++++ Provided data ++++
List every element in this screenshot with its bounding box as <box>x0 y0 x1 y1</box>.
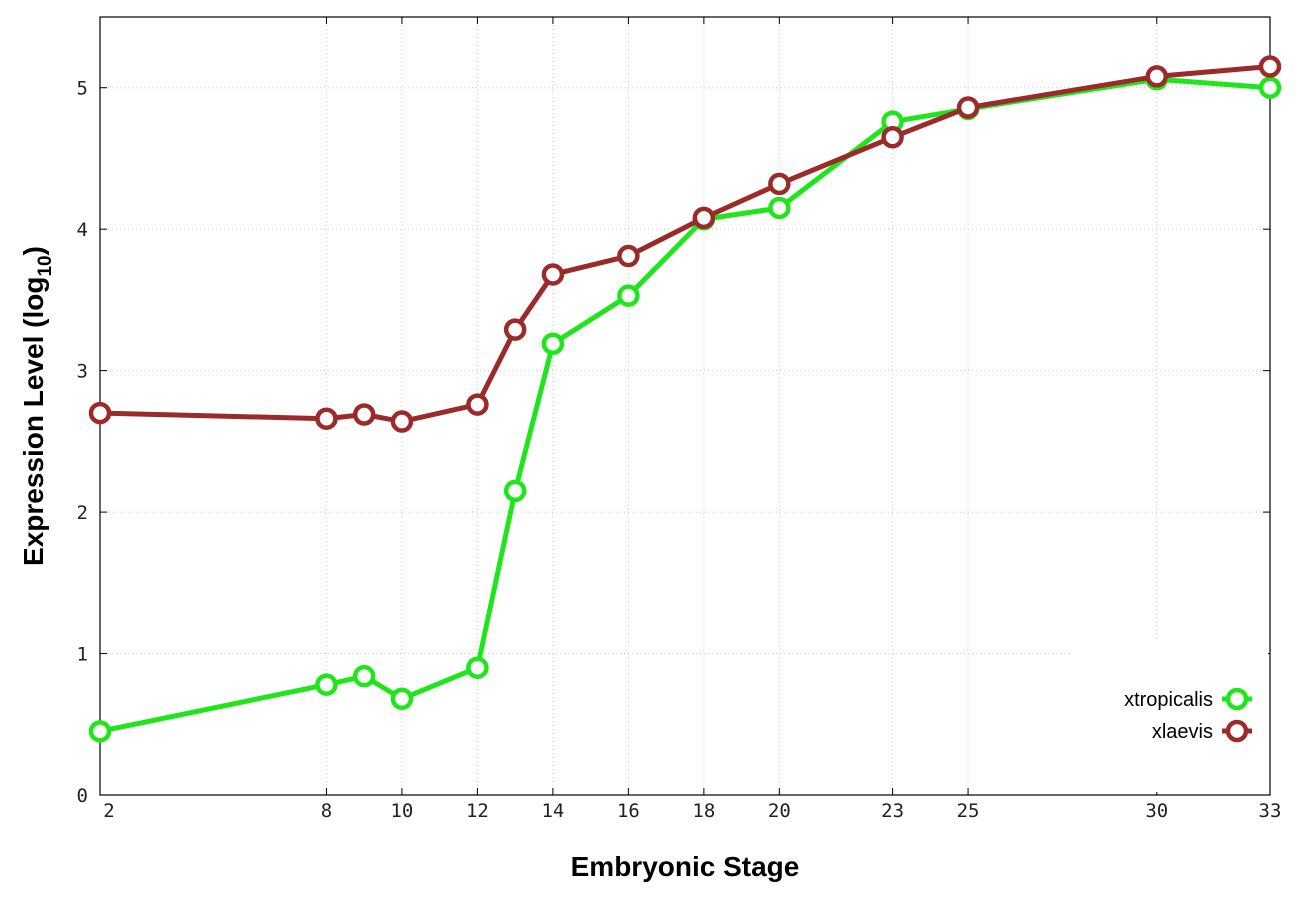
data-point <box>956 96 980 119</box>
series-xlaevis <box>88 55 1282 433</box>
data-point <box>541 263 565 286</box>
legend-swatch-marker <box>1225 687 1249 711</box>
data-point <box>466 393 489 416</box>
data-point <box>88 401 112 425</box>
data-point <box>692 206 716 230</box>
x-tick-label: 10 <box>390 800 413 822</box>
y-axis-title: Expression Level (log10) <box>18 246 56 566</box>
x-tick-label: 12 <box>466 800 489 822</box>
series-xtropicalis <box>88 67 1282 743</box>
y-tick-label: 0 <box>77 785 88 807</box>
data-point <box>352 403 376 426</box>
x-tick-label: 18 <box>692 800 715 822</box>
data-point <box>390 687 414 711</box>
x-tick-label: 14 <box>541 800 564 822</box>
x-tick-label: 2 <box>103 800 114 822</box>
x-tick-label: 30 <box>1145 800 1168 822</box>
data-point <box>617 244 640 268</box>
data-point <box>503 479 527 503</box>
data-point <box>503 318 527 341</box>
data-point <box>1145 65 1169 88</box>
x-tick-label: 33 <box>1259 800 1282 822</box>
legend-item-xtropicalis: xtropicalis <box>1124 687 1252 711</box>
data-point <box>1258 55 1282 78</box>
legend-item-xlaevis: xlaevis <box>1152 719 1252 743</box>
data-point <box>88 720 112 743</box>
x-tick-label: 20 <box>768 800 791 822</box>
series-line <box>99 64 1271 425</box>
data-point <box>315 407 338 430</box>
data-point <box>1258 76 1282 99</box>
x-tick-label: 8 <box>321 800 332 822</box>
data-point <box>768 172 791 196</box>
legend-background <box>1072 640 1268 792</box>
data-point <box>315 673 338 696</box>
y-tick-label: 4 <box>77 219 88 241</box>
data-point <box>881 125 904 149</box>
legend: xtropicalis xlaevis <box>1124 687 1252 743</box>
x-axis-title: Embryonic Stage <box>571 851 800 882</box>
legend-label: xtropicalis <box>1124 689 1213 711</box>
data-point <box>352 664 376 688</box>
series-line <box>99 76 1271 734</box>
x-tick-label: 23 <box>881 800 904 822</box>
data-point <box>466 656 489 679</box>
y-tick-label: 5 <box>77 78 88 100</box>
data-point <box>390 410 414 433</box>
y-axis-title-subscript: 10 <box>35 255 56 276</box>
y-tick-label: 3 <box>77 361 88 383</box>
y-axis-title-main: Expression Level (log <box>18 277 49 566</box>
series-lines <box>88 55 1282 743</box>
y-axis-title-suffix: ) <box>18 246 49 255</box>
data-point <box>617 284 640 307</box>
legend-box <box>1072 640 1268 792</box>
x-tick-label: 16 <box>617 800 640 822</box>
x-tick-label: 25 <box>957 800 980 822</box>
legend-label: xlaevis <box>1152 721 1213 743</box>
y-tick-label: 1 <box>77 644 88 666</box>
legend-swatch-marker <box>1225 719 1249 743</box>
data-point <box>541 332 565 356</box>
y-tick-label: 2 <box>77 502 88 524</box>
data-point <box>768 196 791 220</box>
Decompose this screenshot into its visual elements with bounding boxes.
++++
[Goal]
Copy out every line of the records above verbatim, omitting the pictures.

[Complete output]
List every element in this screenshot with its bounding box as <box>x0 y0 x1 y1</box>.
data-point <box>956 96 980 119</box>
series-xlaevis <box>88 55 1282 433</box>
data-point <box>541 263 565 286</box>
legend-swatch-marker <box>1225 687 1249 711</box>
data-point <box>466 393 489 416</box>
data-point <box>88 401 112 425</box>
data-point <box>692 206 716 230</box>
x-tick-label: 10 <box>390 800 413 822</box>
y-axis-title: Expression Level (log10) <box>18 246 56 566</box>
x-tick-label: 12 <box>466 800 489 822</box>
series-xtropicalis <box>88 67 1282 743</box>
y-tick-label: 0 <box>77 785 88 807</box>
data-point <box>352 403 376 426</box>
x-tick-label: 18 <box>692 800 715 822</box>
data-point <box>390 687 414 711</box>
x-tick-label: 14 <box>541 800 564 822</box>
x-tick-label: 2 <box>103 800 114 822</box>
x-tick-label: 30 <box>1145 800 1168 822</box>
data-point <box>617 244 640 268</box>
data-point <box>503 479 527 503</box>
data-point <box>503 318 527 341</box>
data-point <box>1145 65 1169 88</box>
x-tick-label: 33 <box>1259 800 1282 822</box>
legend-item-xtropicalis: xtropicalis <box>1124 687 1252 711</box>
data-point <box>1258 55 1282 78</box>
legend-item-xlaevis: xlaevis <box>1152 719 1252 743</box>
data-point <box>88 720 112 743</box>
x-tick-label: 20 <box>768 800 791 822</box>
series-line <box>99 64 1271 425</box>
data-point <box>315 407 338 430</box>
data-point <box>1258 76 1282 99</box>
x-tick-label: 8 <box>321 800 332 822</box>
data-point <box>768 172 791 196</box>
legend-background <box>1072 640 1268 792</box>
data-point <box>315 673 338 696</box>
y-tick-label: 4 <box>77 219 88 241</box>
data-point <box>881 125 904 149</box>
legend: xtropicalis xlaevis <box>1124 687 1252 743</box>
x-axis-title: Embryonic Stage <box>571 851 800 882</box>
legend-label: xtropicalis <box>1124 689 1213 711</box>
data-point <box>352 664 376 688</box>
series-line <box>99 76 1271 734</box>
x-tick-label: 23 <box>881 800 904 822</box>
data-point <box>466 656 489 679</box>
y-tick-label: 5 <box>77 78 88 100</box>
data-point <box>390 410 414 433</box>
y-axis-title-subscript: 10 <box>35 255 56 276</box>
y-tick-label: 3 <box>77 361 88 383</box>
y-axis-title-main: Expression Level (log <box>18 277 49 566</box>
series-lines <box>88 55 1282 743</box>
y-axis-title-suffix: ) <box>18 246 49 255</box>
data-point <box>617 284 640 307</box>
legend-box <box>1072 640 1268 792</box>
x-tick-label: 16 <box>617 800 640 822</box>
x-tick-label: 25 <box>957 800 980 822</box>
legend-label: xlaevis <box>1152 721 1213 743</box>
y-tick-label: 1 <box>77 644 88 666</box>
legend-swatch-marker <box>1225 719 1249 743</box>
data-point <box>541 332 565 356</box>
y-tick-label: 2 <box>77 502 88 524</box>
data-point <box>768 196 791 220</box>
Decompose this screenshot into its visual elements with bounding boxes.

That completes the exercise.